[Collected data]
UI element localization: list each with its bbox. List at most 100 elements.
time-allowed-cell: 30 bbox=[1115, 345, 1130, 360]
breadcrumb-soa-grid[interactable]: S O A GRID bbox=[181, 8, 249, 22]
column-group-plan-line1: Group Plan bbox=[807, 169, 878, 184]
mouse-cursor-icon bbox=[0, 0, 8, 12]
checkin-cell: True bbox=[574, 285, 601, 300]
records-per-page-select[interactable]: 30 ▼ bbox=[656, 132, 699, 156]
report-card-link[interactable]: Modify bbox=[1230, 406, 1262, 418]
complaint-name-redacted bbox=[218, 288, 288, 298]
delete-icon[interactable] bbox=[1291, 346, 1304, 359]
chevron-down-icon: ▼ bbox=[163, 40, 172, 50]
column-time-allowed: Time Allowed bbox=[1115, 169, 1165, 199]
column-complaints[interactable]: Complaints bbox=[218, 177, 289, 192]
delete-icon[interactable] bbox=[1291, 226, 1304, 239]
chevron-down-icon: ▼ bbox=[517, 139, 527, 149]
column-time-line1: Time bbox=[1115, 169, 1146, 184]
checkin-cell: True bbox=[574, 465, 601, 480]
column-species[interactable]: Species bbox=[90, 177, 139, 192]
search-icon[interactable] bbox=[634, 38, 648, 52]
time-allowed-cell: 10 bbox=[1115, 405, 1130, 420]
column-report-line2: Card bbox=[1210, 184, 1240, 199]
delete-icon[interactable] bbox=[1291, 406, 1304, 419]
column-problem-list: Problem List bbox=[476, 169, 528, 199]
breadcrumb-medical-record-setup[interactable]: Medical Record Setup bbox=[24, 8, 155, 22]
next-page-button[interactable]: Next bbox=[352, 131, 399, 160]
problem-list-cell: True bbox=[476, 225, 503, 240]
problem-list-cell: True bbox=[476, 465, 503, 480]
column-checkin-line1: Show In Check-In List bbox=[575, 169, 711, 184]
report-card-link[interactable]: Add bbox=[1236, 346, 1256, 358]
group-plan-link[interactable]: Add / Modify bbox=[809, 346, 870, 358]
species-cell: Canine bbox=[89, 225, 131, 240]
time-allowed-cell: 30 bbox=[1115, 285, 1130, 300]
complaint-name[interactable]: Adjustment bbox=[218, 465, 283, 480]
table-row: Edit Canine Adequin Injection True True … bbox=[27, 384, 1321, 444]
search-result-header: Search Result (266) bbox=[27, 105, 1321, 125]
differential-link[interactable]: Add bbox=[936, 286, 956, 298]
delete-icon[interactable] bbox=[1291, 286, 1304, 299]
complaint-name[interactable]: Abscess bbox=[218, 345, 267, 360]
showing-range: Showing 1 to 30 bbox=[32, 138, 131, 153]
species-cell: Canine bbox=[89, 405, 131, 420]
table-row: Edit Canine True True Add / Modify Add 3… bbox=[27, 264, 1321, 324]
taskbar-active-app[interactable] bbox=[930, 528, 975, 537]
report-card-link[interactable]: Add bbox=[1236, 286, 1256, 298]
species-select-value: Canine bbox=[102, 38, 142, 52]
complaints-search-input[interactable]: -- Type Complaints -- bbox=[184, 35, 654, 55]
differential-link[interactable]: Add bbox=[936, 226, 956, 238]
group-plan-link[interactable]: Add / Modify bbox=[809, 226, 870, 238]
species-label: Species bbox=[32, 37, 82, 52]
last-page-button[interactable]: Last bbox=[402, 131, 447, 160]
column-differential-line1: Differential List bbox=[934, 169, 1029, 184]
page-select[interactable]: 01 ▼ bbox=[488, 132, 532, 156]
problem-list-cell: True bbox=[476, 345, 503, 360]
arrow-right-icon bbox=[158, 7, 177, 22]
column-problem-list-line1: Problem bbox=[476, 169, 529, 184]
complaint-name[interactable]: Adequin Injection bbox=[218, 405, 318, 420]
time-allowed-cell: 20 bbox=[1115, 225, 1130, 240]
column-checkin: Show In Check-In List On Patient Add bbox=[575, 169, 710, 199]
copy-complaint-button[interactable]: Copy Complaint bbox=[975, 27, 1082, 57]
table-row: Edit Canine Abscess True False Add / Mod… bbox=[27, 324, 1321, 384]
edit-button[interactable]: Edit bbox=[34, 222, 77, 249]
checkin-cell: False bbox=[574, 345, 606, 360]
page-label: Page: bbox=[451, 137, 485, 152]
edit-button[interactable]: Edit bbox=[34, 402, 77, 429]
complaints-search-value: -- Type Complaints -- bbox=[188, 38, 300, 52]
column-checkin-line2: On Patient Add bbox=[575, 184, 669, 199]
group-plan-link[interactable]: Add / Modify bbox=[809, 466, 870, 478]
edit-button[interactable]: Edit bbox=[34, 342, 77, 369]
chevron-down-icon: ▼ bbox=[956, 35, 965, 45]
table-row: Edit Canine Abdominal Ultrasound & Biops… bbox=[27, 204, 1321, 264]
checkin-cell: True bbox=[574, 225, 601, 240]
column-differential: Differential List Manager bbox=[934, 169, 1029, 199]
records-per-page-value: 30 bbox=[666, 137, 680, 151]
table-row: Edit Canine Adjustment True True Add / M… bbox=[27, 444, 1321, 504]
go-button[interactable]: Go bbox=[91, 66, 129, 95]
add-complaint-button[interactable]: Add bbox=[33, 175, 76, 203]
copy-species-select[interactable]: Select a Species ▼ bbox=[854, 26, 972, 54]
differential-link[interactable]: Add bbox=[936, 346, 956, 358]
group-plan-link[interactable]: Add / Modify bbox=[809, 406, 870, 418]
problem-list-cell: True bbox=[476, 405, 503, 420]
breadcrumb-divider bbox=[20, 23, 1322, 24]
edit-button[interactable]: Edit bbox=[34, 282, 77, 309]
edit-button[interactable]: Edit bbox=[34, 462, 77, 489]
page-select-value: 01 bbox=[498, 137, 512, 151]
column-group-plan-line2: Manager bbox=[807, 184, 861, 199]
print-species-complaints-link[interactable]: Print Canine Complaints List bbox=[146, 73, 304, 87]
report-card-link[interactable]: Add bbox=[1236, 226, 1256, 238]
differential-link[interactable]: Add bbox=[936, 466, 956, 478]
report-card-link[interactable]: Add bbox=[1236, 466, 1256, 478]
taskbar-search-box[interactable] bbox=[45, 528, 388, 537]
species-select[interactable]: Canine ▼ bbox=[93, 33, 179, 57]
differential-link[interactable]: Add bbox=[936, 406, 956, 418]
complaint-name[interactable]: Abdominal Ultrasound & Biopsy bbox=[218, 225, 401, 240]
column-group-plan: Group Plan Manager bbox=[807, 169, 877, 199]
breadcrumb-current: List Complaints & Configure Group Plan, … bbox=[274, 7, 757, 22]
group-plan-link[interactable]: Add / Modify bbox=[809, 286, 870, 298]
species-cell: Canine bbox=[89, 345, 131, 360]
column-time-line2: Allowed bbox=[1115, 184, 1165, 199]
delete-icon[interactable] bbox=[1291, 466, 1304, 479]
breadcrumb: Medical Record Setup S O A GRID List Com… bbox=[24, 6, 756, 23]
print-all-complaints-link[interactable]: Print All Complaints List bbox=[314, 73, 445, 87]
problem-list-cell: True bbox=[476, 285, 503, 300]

▸ **Task details**:
Change each occurrence of "Canine" in the material to "Feline", and write out all the lines again with nothing else altered.

▸ **Response to this exercise**:
UI element localization: list each with its bbox. List at most 100 elements.
time-allowed-cell: 30 bbox=[1115, 345, 1130, 360]
breadcrumb-soa-grid[interactable]: S O A GRID bbox=[181, 8, 249, 22]
column-group-plan-line1: Group Plan bbox=[807, 169, 878, 184]
mouse-cursor-icon bbox=[0, 0, 8, 12]
checkin-cell: True bbox=[574, 285, 601, 300]
records-per-page-select[interactable]: 30 ▼ bbox=[656, 132, 699, 156]
report-card-link[interactable]: Modify bbox=[1230, 406, 1262, 418]
complaint-name-redacted bbox=[218, 288, 288, 298]
delete-icon[interactable] bbox=[1291, 346, 1304, 359]
chevron-down-icon: ▼ bbox=[163, 40, 172, 50]
column-time-allowed: Time Allowed bbox=[1115, 169, 1165, 199]
column-complaints[interactable]: Complaints bbox=[218, 177, 289, 192]
delete-icon[interactable] bbox=[1291, 226, 1304, 239]
chevron-down-icon: ▼ bbox=[517, 139, 527, 149]
column-time-line1: Time bbox=[1115, 169, 1146, 184]
checkin-cell: True bbox=[574, 465, 601, 480]
column-species[interactable]: Species bbox=[90, 177, 139, 192]
search-icon[interactable] bbox=[634, 38, 648, 52]
time-allowed-cell: 10 bbox=[1115, 405, 1130, 420]
column-report-line2: Card bbox=[1210, 184, 1240, 199]
delete-icon[interactable] bbox=[1291, 406, 1304, 419]
column-problem-list: Problem List bbox=[476, 169, 528, 199]
breadcrumb-medical-record-setup[interactable]: Medical Record Setup bbox=[24, 8, 155, 22]
next-page-button[interactable]: Next bbox=[352, 131, 399, 160]
problem-list-cell: True bbox=[476, 225, 503, 240]
problem-list-cell: True bbox=[476, 465, 503, 480]
column-checkin-line1: Show In Check-In List bbox=[575, 169, 711, 184]
report-card-link[interactable]: Add bbox=[1236, 346, 1256, 358]
group-plan-link[interactable]: Add / Modify bbox=[809, 346, 870, 358]
species-cell: Feline bbox=[89, 225, 131, 240]
time-allowed-cell: 30 bbox=[1115, 285, 1130, 300]
complaint-name[interactable]: Adjustment bbox=[218, 465, 283, 480]
table-row: Edit Feline Adequin Injection True True … bbox=[27, 384, 1321, 444]
search-result-header: Search Result (266) bbox=[27, 105, 1321, 125]
differential-link[interactable]: Add bbox=[936, 286, 956, 298]
delete-icon[interactable] bbox=[1291, 286, 1304, 299]
complaint-name[interactable]: Abscess bbox=[218, 345, 267, 360]
showing-range: Showing 1 to 30 bbox=[32, 138, 131, 153]
species-cell: Feline bbox=[89, 405, 131, 420]
table-row: Edit Feline True True Add / Modify Add 3… bbox=[27, 264, 1321, 324]
taskbar-active-app[interactable] bbox=[930, 528, 975, 537]
report-card-link[interactable]: Add bbox=[1236, 286, 1256, 298]
species-select-value: Feline bbox=[102, 38, 142, 52]
complaints-search-input[interactable]: -- Type Complaints -- bbox=[184, 35, 654, 55]
differential-link[interactable]: Add bbox=[936, 226, 956, 238]
group-plan-link[interactable]: Add / Modify bbox=[809, 226, 870, 238]
species-label: Species bbox=[32, 37, 82, 52]
last-page-button[interactable]: Last bbox=[402, 131, 447, 160]
column-differential-line1: Differential List bbox=[934, 169, 1029, 184]
page-select[interactable]: 01 ▼ bbox=[488, 132, 532, 156]
problem-list-cell: True bbox=[476, 345, 503, 360]
arrow-right-icon bbox=[158, 7, 177, 22]
column-problem-list-line1: Problem bbox=[476, 169, 529, 184]
complaint-name[interactable]: Adequin Injection bbox=[218, 405, 318, 420]
time-allowed-cell: 20 bbox=[1115, 225, 1130, 240]
column-checkin: Show In Check-In List On Patient Add bbox=[575, 169, 710, 199]
copy-complaint-button[interactable]: Copy Complaint bbox=[975, 27, 1082, 57]
table-row: Edit Feline Abscess True False Add / Mod… bbox=[27, 324, 1321, 384]
edit-button[interactable]: Edit bbox=[34, 222, 77, 249]
checkin-cell: False bbox=[574, 345, 606, 360]
page-label: Page: bbox=[451, 137, 485, 152]
edit-button[interactable]: Edit bbox=[34, 402, 77, 429]
complaints-search-value: -- Type Complaints -- bbox=[188, 38, 300, 52]
column-checkin-line2: On Patient Add bbox=[575, 184, 669, 199]
group-plan-link[interactable]: Add / Modify bbox=[809, 466, 870, 478]
edit-button[interactable]: Edit bbox=[34, 342, 77, 369]
chevron-down-icon: ▼ bbox=[956, 35, 965, 45]
table-row: Edit Feline Abdominal Ultrasound & Biops… bbox=[27, 204, 1321, 264]
checkin-cell: True bbox=[574, 225, 601, 240]
column-differential: Differential List Manager bbox=[934, 169, 1029, 199]
records-per-page-value: 30 bbox=[666, 137, 680, 151]
table-row: Edit Feline Adjustment True True Add / M… bbox=[27, 444, 1321, 504]
go-button[interactable]: Go bbox=[91, 66, 129, 95]
add-complaint-button[interactable]: Add bbox=[33, 175, 76, 203]
copy-species-select[interactable]: Select a Species ▼ bbox=[854, 26, 972, 54]
differential-link[interactable]: Add bbox=[936, 346, 956, 358]
group-plan-link[interactable]: Add / Modify bbox=[809, 406, 870, 418]
problem-list-cell: True bbox=[476, 405, 503, 420]
breadcrumb-divider bbox=[20, 23, 1322, 24]
edit-button[interactable]: Edit bbox=[34, 282, 77, 309]
edit-button[interactable]: Edit bbox=[34, 462, 77, 489]
page-select-value: 01 bbox=[498, 137, 512, 151]
column-group-plan-line2: Manager bbox=[807, 184, 861, 199]
print-species-complaints-link[interactable]: Print Feline Complaints List bbox=[146, 73, 304, 87]
report-card-link[interactable]: Add bbox=[1236, 226, 1256, 238]
differential-link[interactable]: Add bbox=[936, 466, 956, 478]
report-card-link[interactable]: Add bbox=[1236, 466, 1256, 478]
taskbar-search-box[interactable] bbox=[45, 528, 388, 537]
species-select[interactable]: Feline ▼ bbox=[93, 33, 179, 57]
differential-link[interactable]: Add bbox=[936, 406, 956, 418]
complaint-name[interactable]: Abdominal Ultrasound & Biopsy bbox=[218, 225, 401, 240]
column-group-plan: Group Plan Manager bbox=[807, 169, 877, 199]
breadcrumb-current: List Complaints & Configure Group Plan, … bbox=[274, 7, 757, 22]
group-plan-link[interactable]: Add / Modify bbox=[809, 286, 870, 298]
species-cell: Feline bbox=[89, 345, 131, 360]
column-time-line2: Allowed bbox=[1115, 184, 1165, 199]
delete-icon[interactable] bbox=[1291, 466, 1304, 479]
breadcrumb: Medical Record Setup S O A GRID List Com… bbox=[24, 6, 756, 23]
print-all-complaints-link[interactable]: Print All Complaints List bbox=[314, 73, 445, 87]
problem-list-cell: True bbox=[476, 285, 503, 300]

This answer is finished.